Saved data entries:

========================

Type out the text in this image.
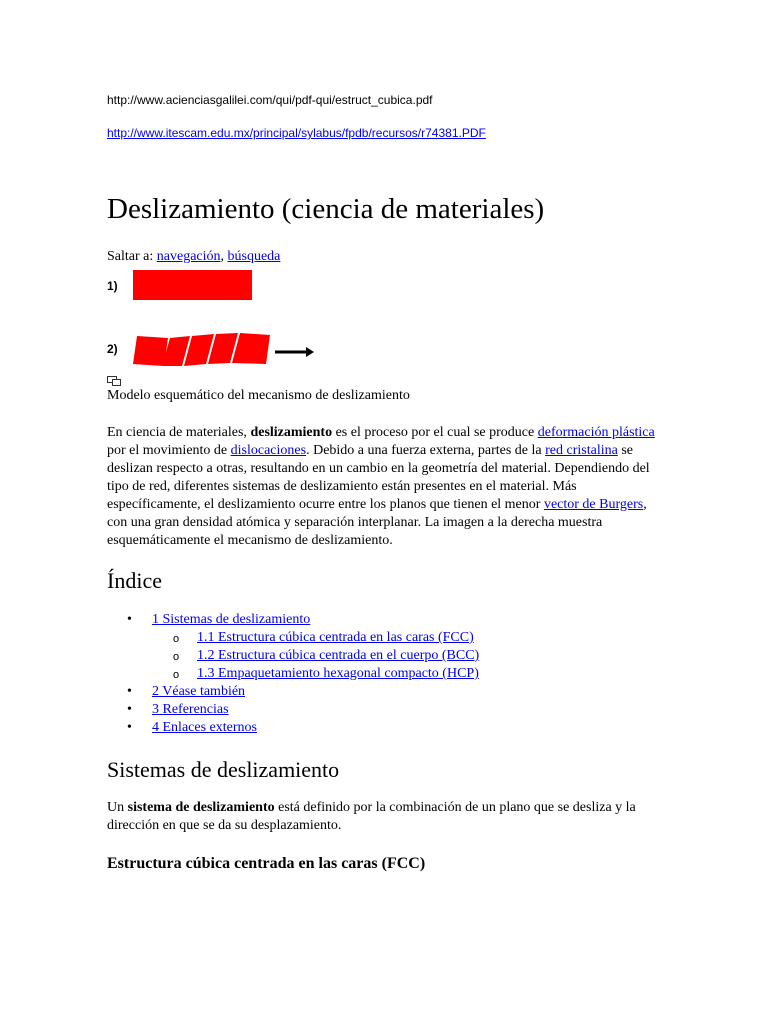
http://www.acienciasgalilei.com/qui/pdf-qui/estruct_cubica.pdf
http://www.itescam.edu.mx/principal/sylabus/fpdb/recursos/r74381.PDF
Deslizamiento (ciencia de materiales)
Saltar a: navegación, búsqueda
1)
2)
Modelo esquemático del mecanismo de deslizamiento

En ciencia de materiales, deslizamiento es el proceso por el cual se produce deformación plástica por el movimiento de dislocaciones. Debido a una fuerza externa, partes de la red cristalina se deslizan respecto a otras, resultando en un cambio en la geometría del material. Dependiendo del tipo de red, diferentes sistemas de deslizamiento están presentes en el material. Más específicamente, el deslizamiento ocurre entre los planos que tienen el menor vector de Burgers, con una gran densidad atómica y separación interplanar. La imagen a la derecha muestra esquemáticamente el mecanismo de deslizamiento.

Índice
• 1 Sistemas de deslizamiento
o 1.1 Estructura cúbica centrada en las caras (FCC)
o 1.2 Estructura cúbica centrada en el cuerpo (BCC)
o 1.3 Empaquetamiento hexagonal compacto (HCP)
• 2 Véase también
• 3 Referencias
• 4 Enlaces externos
Sistemas de deslizamiento

Un sistema de deslizamiento está definido por la combinación de un plano que se desliza y la dirección en que se da su desplazamiento.

Estructura cúbica centrada en las caras (FCC)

========================

**Short problem:** Would you mind returning each entry above word for word, skipping the images?

**Result for this exercise:**
Type out the text in this image.
http://www.acienciasgalilei.com/qui/pdf-qui/estruct_cubica.pdf
http://www.itescam.edu.mx/principal/sylabus/fpdb/recursos/r74381.PDF
Deslizamiento (ciencia de materiales)
Saltar a: navegación, búsqueda
1)
2)
Modelo esquemático del mecanismo de deslizamiento

En ciencia de materiales, deslizamiento es el proceso por el cual se produce deformación plástica por el movimiento de dislocaciones. Debido a una fuerza externa, partes de la red cristalina se deslizan respecto a otras, resultando en un cambio en la geometría del material. Dependiendo del tipo de red, diferentes sistemas de deslizamiento están presentes en el material. Más específicamente, el deslizamiento ocurre entre los planos que tienen el menor vector de Burgers, con una gran densidad atómica y separación interplanar. La imagen a la derecha muestra esquemáticamente el mecanismo de deslizamiento.

Índice
• 1 Sistemas de deslizamiento
o 1.1 Estructura cúbica centrada en las caras (FCC)
o 1.2 Estructura cúbica centrada en el cuerpo (BCC)
o 1.3 Empaquetamiento hexagonal compacto (HCP)
• 2 Véase también
• 3 Referencias
• 4 Enlaces externos
Sistemas de deslizamiento

Un sistema de deslizamiento está definido por la combinación de un plano que se desliza y la dirección en que se da su desplazamiento.

Estructura cúbica centrada en las caras (FCC)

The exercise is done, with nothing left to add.